Collected data entries:
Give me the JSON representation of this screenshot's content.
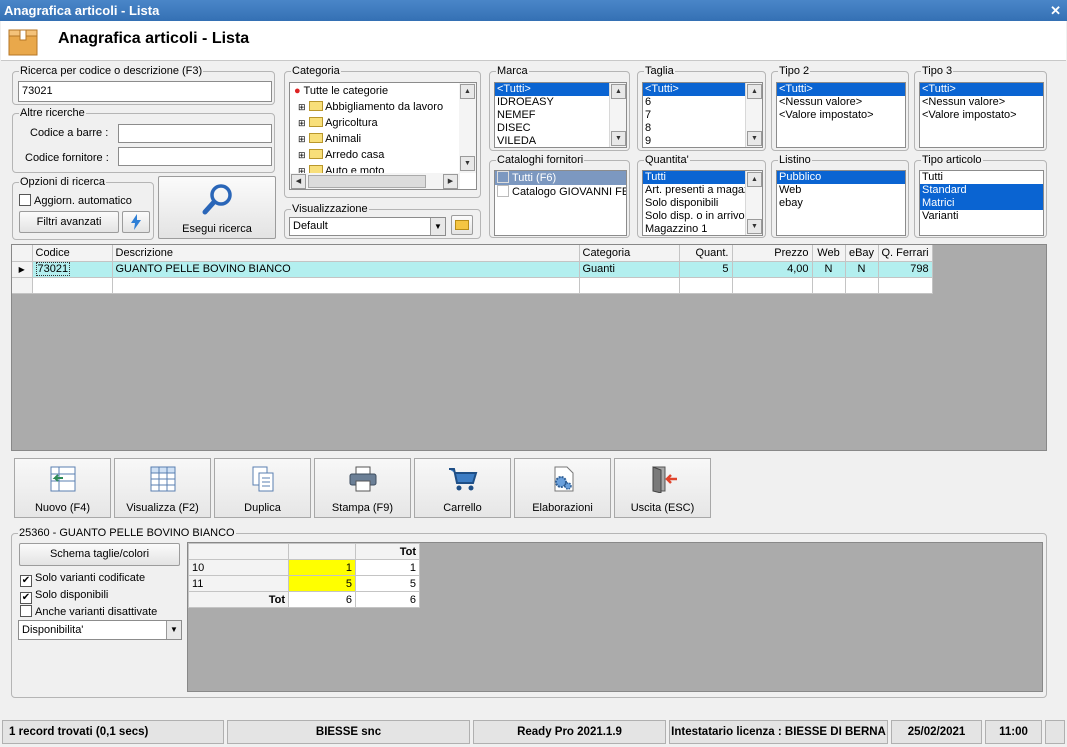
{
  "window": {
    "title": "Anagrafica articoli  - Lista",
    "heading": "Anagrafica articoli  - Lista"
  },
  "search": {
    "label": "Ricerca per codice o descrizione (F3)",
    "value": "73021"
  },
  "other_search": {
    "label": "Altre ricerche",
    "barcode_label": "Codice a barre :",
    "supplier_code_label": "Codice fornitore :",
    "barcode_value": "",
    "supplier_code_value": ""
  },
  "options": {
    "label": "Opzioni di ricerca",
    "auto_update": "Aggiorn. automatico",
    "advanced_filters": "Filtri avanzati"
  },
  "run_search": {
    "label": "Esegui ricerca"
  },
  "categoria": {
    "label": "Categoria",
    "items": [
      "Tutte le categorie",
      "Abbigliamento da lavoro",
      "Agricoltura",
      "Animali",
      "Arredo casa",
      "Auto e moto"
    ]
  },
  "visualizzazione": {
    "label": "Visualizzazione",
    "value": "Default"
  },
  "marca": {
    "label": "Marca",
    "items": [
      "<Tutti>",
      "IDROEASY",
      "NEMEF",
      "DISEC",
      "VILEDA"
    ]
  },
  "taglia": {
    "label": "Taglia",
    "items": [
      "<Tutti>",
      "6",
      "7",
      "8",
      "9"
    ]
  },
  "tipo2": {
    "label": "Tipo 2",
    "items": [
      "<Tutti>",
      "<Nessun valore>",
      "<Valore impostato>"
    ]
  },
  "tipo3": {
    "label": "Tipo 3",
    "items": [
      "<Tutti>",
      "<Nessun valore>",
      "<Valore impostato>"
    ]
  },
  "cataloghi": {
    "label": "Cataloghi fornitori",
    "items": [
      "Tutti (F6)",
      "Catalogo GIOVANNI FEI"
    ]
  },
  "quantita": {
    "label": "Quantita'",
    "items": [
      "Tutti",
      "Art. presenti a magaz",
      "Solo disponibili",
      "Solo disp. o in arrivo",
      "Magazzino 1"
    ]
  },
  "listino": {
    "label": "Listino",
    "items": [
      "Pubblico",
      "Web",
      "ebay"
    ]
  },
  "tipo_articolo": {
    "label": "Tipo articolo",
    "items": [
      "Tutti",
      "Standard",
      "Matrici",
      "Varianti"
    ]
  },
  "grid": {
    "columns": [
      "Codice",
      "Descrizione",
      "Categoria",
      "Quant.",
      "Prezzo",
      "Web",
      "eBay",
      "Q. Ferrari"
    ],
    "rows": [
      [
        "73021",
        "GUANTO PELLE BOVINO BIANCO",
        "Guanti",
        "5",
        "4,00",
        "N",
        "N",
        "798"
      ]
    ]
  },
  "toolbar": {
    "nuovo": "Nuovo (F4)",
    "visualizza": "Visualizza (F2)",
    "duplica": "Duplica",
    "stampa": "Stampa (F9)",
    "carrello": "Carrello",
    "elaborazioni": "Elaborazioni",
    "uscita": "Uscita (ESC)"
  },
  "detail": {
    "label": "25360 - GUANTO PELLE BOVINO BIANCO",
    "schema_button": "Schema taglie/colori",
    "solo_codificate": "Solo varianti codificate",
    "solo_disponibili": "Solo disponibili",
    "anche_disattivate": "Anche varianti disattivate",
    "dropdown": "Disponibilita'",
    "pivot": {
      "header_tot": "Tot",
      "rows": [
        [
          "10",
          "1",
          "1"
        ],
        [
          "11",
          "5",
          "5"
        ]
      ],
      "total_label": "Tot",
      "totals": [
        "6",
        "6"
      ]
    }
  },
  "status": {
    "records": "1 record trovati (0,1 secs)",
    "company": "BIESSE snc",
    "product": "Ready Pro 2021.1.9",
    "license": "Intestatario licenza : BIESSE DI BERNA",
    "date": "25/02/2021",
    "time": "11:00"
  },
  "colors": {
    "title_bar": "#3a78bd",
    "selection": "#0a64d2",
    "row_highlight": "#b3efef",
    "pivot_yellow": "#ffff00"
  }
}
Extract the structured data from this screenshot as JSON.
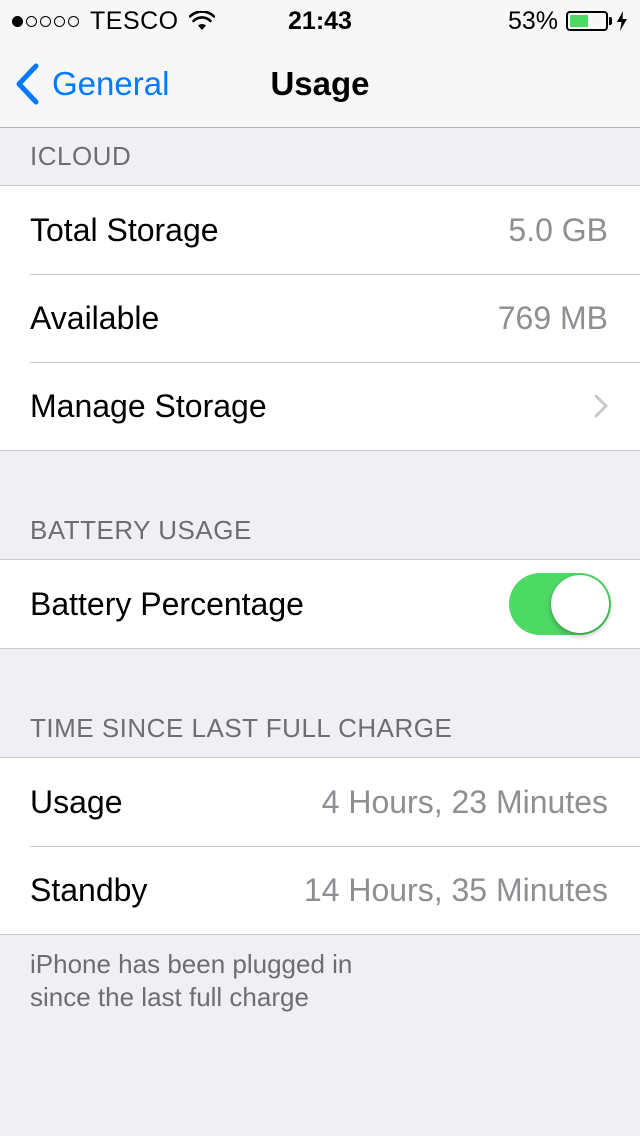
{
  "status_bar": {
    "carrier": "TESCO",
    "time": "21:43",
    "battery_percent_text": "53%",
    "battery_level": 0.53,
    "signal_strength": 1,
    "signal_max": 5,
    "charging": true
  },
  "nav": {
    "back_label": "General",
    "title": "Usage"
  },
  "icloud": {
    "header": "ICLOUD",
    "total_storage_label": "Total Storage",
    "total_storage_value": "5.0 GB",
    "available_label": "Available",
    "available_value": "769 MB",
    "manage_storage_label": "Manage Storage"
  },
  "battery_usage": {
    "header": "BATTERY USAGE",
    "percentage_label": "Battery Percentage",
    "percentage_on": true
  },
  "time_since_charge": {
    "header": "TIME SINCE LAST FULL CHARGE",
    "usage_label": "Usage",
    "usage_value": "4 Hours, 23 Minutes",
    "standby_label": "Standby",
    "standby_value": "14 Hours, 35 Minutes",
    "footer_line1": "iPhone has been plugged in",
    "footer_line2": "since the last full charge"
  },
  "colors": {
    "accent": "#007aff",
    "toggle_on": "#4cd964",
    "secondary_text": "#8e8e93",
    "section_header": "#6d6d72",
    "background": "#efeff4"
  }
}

__INSTRUCTIONS TO FOLLOW__
Leaving out every picture, extract verbatim the lines from the one containing "Extract the structured" through the last line of the listing, inclusive.

__OUTPUT OF THE EXERCISE__
Extract the structured data from this screenshot as JSON.
{
  "status_bar": {
    "carrier": "TESCO",
    "time": "21:43",
    "battery_percent_text": "53%",
    "battery_level": 0.53,
    "signal_strength": 1,
    "signal_max": 5,
    "charging": true
  },
  "nav": {
    "back_label": "General",
    "title": "Usage"
  },
  "icloud": {
    "header": "ICLOUD",
    "total_storage_label": "Total Storage",
    "total_storage_value": "5.0 GB",
    "available_label": "Available",
    "available_value": "769 MB",
    "manage_storage_label": "Manage Storage"
  },
  "battery_usage": {
    "header": "BATTERY USAGE",
    "percentage_label": "Battery Percentage",
    "percentage_on": true
  },
  "time_since_charge": {
    "header": "TIME SINCE LAST FULL CHARGE",
    "usage_label": "Usage",
    "usage_value": "4 Hours, 23 Minutes",
    "standby_label": "Standby",
    "standby_value": "14 Hours, 35 Minutes",
    "footer_line1": "iPhone has been plugged in",
    "footer_line2": "since the last full charge"
  },
  "colors": {
    "accent": "#007aff",
    "toggle_on": "#4cd964",
    "secondary_text": "#8e8e93",
    "section_header": "#6d6d72",
    "background": "#efeff4"
  }
}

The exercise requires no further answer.